**Supplied information:**
┌──
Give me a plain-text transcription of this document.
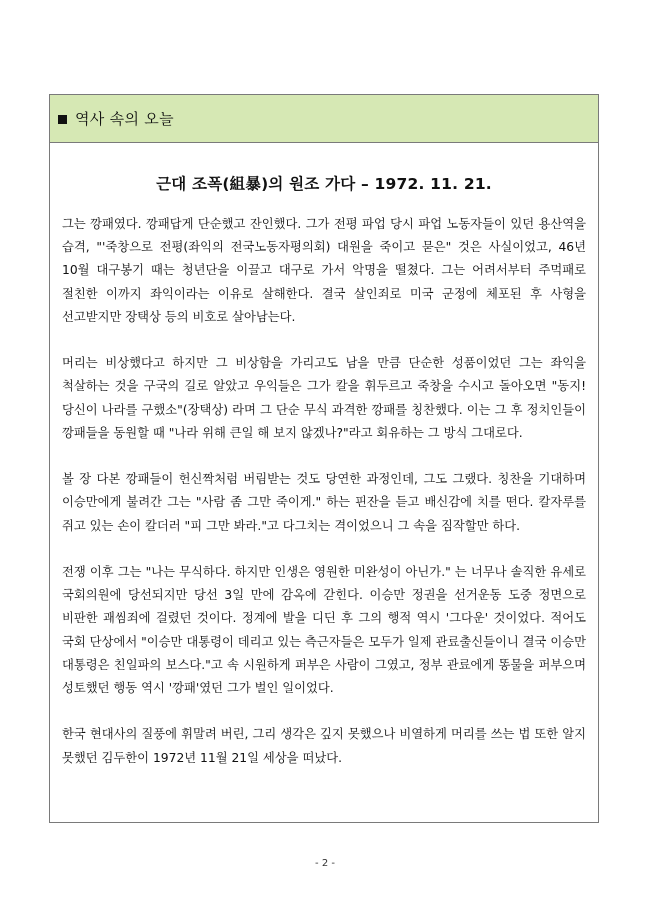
역사 속의 오늘
근대 조폭(組暴)의 원조 가다 – 1972. 11. 21.

그는 깡패였다. 깡패답게 단순했고 잔인했다. 그가 전평 파업 당시 파업 노동자들이 있던 용산역을 습격, "'죽창으로 전평(좌익의 전국노동자평의회) 대원을 죽이고 묻은" 것은 사실이었고, 46년 10월 대구봉기 때는 청년단을 이끌고 대구로 가서 악명을 떨쳤다. 그는 어려서부터 주먹패로 절친한 이까지 좌익이라는 이유로 살해한다. 결국 살인죄로 미국 군정에 체포된 후 사형을 선고받지만 장택상 등의 비호로 살아남는다.

머리는 비상했다고 하지만 그 비상함을 가리고도 남을 만큼 단순한 성품이었던 그는 좌익을 척살하는 것을 구국의 길로 알았고 우익들은 그가 칼을 휘두르고 죽창을 수시고 돌아오면 "동지! 당신이 나라를 구했소"(장택상) 라며 그 단순 무식 과격한 깡패를 칭찬했다. 이는 그 후 정치인들이 깡패들을 동원할 때 "나라 위해 큰일 해 보지 않겠나?"라고 회유하는 그 방식 그대로다.

볼 장 다본 깡패들이 헌신짝처럼 버림받는 것도 당연한 과정인데, 그도 그랬다. 칭찬을 기대하며 이승만에게 불려간 그는 "사람 좀 그만 죽이게." 하는 핀잔을 듣고 배신감에 치를 떤다. 칼자루를 쥐고 있는 손이 칼더러 "피 그만 봐라."고 다그치는 격이었으니 그 속을 짐작할만 하다.

전쟁 이후 그는 "나는 무식하다. 하지만 인생은 영원한 미완성이 아닌가." 는 너무나 솔직한 유세로 국회의원에 당선되지만 당선 3일 만에 감옥에 갇힌다. 이승만 정권을 선거운동 도중 정면으로 비판한 괘씸죄에 걸렸던 것이다. 정계에 발을 디딘 후 그의 행적 역시 '그다운' 것이었다. 적어도 국회 단상에서 "이승만 대통령이 데리고 있는 측근자들은 모두가 일제 관료출신들이니 결국 이승만 대통령은 친일파의 보스다."고 속 시원하게 퍼부은 사람이 그였고, 정부 관료에게 똥물을 퍼부으며 성토했던 행동 역시 '깡패'였던 그가 벌인 일이었다.

한국 현대사의 질풍에 휘말려 버린, 그리 생각은 깊지 못했으나 비열하게 머리를 쓰는 법 또한 알지 못했던 김두한이 1972년 11월 21일 세상을 떠났다.

- 2 -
└──
**Given exercise:** Copy all of the entries verbatim, leaving out any pictures they contain.

**Solution to the exercise:**
Give me a plain-text transcription of this document.
역사 속의 오늘
근대 조폭(組暴)의 원조 가다 – 1972. 11. 21.

그는 깡패였다. 깡패답게 단순했고 잔인했다. 그가 전평 파업 당시 파업 노동자들이 있던 용산역을 습격, "'죽창으로 전평(좌익의 전국노동자평의회) 대원을 죽이고 묻은" 것은 사실이었고, 46년 10월 대구봉기 때는 청년단을 이끌고 대구로 가서 악명을 떨쳤다. 그는 어려서부터 주먹패로 절친한 이까지 좌익이라는 이유로 살해한다. 결국 살인죄로 미국 군정에 체포된 후 사형을 선고받지만 장택상 등의 비호로 살아남는다.

머리는 비상했다고 하지만 그 비상함을 가리고도 남을 만큼 단순한 성품이었던 그는 좌익을 척살하는 것을 구국의 길로 알았고 우익들은 그가 칼을 휘두르고 죽창을 수시고 돌아오면 "동지! 당신이 나라를 구했소"(장택상) 라며 그 단순 무식 과격한 깡패를 칭찬했다. 이는 그 후 정치인들이 깡패들을 동원할 때 "나라 위해 큰일 해 보지 않겠나?"라고 회유하는 그 방식 그대로다.

볼 장 다본 깡패들이 헌신짝처럼 버림받는 것도 당연한 과정인데, 그도 그랬다. 칭찬을 기대하며 이승만에게 불려간 그는 "사람 좀 그만 죽이게." 하는 핀잔을 듣고 배신감에 치를 떤다. 칼자루를 쥐고 있는 손이 칼더러 "피 그만 봐라."고 다그치는 격이었으니 그 속을 짐작할만 하다.

전쟁 이후 그는 "나는 무식하다. 하지만 인생은 영원한 미완성이 아닌가." 는 너무나 솔직한 유세로 국회의원에 당선되지만 당선 3일 만에 감옥에 갇힌다. 이승만 정권을 선거운동 도중 정면으로 비판한 괘씸죄에 걸렸던 것이다. 정계에 발을 디딘 후 그의 행적 역시 '그다운' 것이었다. 적어도 국회 단상에서 "이승만 대통령이 데리고 있는 측근자들은 모두가 일제 관료출신들이니 결국 이승만 대통령은 친일파의 보스다."고 속 시원하게 퍼부은 사람이 그였고, 정부 관료에게 똥물을 퍼부으며 성토했던 행동 역시 '깡패'였던 그가 벌인 일이었다.

한국 현대사의 질풍에 휘말려 버린, 그리 생각은 깊지 못했으나 비열하게 머리를 쓰는 법 또한 알지 못했던 김두한이 1972년 11월 21일 세상을 떠났다.

- 2 -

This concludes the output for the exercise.